▶ _Directions for this task_: Sort through the data and copy the lines holding the word "light".

▶ _Dataset entries_:

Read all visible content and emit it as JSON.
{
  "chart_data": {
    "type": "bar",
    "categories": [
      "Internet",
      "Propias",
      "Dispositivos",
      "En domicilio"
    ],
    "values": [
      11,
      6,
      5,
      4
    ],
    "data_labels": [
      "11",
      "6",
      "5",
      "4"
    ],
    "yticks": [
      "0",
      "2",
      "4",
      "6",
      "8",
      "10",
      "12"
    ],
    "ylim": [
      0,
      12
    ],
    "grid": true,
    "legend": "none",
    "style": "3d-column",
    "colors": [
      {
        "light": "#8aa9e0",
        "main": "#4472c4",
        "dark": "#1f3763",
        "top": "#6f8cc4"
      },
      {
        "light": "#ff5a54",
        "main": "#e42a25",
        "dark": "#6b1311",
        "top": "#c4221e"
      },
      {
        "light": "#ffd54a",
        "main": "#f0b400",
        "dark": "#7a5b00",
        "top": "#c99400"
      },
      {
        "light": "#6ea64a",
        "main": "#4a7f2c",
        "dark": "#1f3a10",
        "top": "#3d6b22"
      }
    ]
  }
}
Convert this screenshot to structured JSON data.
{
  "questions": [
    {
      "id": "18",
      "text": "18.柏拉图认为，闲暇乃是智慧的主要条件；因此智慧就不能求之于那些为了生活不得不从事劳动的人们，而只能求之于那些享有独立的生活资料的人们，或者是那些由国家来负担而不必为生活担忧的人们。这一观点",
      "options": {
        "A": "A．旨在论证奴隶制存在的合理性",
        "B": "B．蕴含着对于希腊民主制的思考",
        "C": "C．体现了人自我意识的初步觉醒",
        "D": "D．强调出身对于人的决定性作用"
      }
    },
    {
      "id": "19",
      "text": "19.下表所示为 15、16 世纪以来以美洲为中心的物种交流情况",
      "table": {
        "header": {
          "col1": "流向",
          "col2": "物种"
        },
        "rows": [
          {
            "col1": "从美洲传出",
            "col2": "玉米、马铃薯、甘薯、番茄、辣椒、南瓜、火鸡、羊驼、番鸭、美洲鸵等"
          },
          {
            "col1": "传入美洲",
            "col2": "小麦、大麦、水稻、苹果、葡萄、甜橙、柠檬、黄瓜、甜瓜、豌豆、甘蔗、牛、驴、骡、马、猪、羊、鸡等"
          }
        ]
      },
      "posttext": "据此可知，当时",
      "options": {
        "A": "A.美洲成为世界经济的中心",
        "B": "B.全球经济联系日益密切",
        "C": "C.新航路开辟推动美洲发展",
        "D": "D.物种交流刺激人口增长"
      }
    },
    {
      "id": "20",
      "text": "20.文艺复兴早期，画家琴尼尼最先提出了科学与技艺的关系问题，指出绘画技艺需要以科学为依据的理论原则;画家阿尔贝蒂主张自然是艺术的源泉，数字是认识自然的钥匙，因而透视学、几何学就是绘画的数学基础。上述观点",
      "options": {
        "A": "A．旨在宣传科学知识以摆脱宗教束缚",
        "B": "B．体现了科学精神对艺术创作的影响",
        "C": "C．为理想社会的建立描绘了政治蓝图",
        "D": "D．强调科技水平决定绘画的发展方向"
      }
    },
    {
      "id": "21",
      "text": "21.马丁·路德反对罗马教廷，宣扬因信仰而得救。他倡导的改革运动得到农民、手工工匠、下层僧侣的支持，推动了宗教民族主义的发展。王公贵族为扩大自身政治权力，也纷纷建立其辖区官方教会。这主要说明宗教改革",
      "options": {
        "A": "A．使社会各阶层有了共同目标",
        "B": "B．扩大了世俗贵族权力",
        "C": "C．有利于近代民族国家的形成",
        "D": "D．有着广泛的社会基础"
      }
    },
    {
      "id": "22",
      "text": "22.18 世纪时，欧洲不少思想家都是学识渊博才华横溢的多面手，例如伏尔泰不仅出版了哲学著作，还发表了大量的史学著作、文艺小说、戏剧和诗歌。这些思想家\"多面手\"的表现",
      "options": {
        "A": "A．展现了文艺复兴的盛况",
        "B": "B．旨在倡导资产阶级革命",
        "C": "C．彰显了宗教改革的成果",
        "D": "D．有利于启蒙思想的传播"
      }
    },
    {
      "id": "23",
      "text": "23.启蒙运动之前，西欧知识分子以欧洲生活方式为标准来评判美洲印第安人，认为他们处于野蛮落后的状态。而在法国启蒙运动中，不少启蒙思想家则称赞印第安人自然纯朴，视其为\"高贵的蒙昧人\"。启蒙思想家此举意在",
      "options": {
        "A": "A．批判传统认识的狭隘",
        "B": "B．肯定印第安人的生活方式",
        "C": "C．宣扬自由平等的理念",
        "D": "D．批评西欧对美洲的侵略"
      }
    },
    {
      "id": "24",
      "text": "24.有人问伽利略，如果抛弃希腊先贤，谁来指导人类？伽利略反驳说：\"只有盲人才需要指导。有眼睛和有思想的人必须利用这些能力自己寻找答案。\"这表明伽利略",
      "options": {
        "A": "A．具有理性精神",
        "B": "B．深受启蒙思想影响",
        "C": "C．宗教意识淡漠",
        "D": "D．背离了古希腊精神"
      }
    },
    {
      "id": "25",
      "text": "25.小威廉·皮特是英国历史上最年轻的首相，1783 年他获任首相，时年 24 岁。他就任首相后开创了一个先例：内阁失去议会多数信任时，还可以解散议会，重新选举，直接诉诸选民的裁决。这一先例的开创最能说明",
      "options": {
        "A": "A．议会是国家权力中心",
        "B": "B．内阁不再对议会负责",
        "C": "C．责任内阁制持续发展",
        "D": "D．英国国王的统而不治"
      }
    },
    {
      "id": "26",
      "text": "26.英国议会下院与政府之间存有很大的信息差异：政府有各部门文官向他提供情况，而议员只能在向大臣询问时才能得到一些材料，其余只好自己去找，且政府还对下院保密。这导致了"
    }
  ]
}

▶ _Solution to the problem_:
        "light": "#8aa9e0",
        "light": "#ff5a54",
        "light": "#ffd54a",
        "light": "#6ea64a",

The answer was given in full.